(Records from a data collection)
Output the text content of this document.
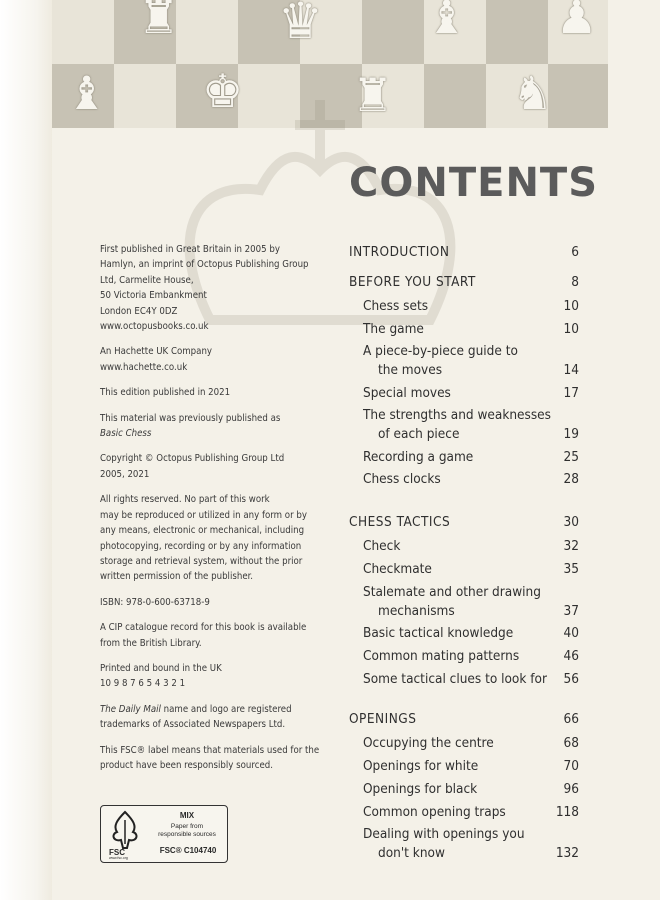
♜ ♛ ♝ ♟
♝ ♚ ♜	♞
CONTENTS

First published in Great Britain in 2005 by
Hamlyn, an imprint of Octopus Publishing Group
Ltd, Carmelite House,
50 Victoria Embankment
London EC4Y 0DZ
www.octopusbooks.co.uk

An Hachette UK Company
www.hachette.co.uk

This edition published in 2021

This material was previously published as
Basic Chess

Copyright © Octopus Publishing Group Ltd
2005, 2021

All rights reserved. No part of this work
may be reproduced or utilized in any form or by
any means, electronic or mechanical, including
photocopying, recording or by any information
storage and retrieval system, without the prior
written permission of the publisher.

ISBN: 978-0-600-63718-9

A CIP catalogue record for this book is available
from the British Library.

Printed and bound in the UK
10 9 8 7 6 5 4 3 2 1

The Daily Mail name and logo are registered
trademarks of Associated Newspapers Ltd.

This FSC® label means that materials used for the
product have been responsibly sourced.

FSC
www.fsc.org
MIX
Paper from
responsible sources
FSC® C104740
INTRODUCTION	6
BEFORE YOU START	8
Chess sets	10
The game	10
A piece-by-piece guide to
the moves	14
Special moves	17
The strengths and weaknesses
of each piece	19
Recording a game	25
Chess clocks	28
CHESS TACTICS	30
Check	32
Checkmate	35
Stalemate and other drawing
mechanisms	37
Basic tactical knowledge	40
Common mating patterns	46
Some tactical clues to look for 56
OPENINGS	66
Occupying the centre	68
Openings for white	70
Openings for black	96
Common opening traps	118
Dealing with openings you
don't know	132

--- Set exercise ---
In the entries above, find each line with the word "Common" and copy it.

--- Task result ---
Common mating patterns	46
Common opening traps	118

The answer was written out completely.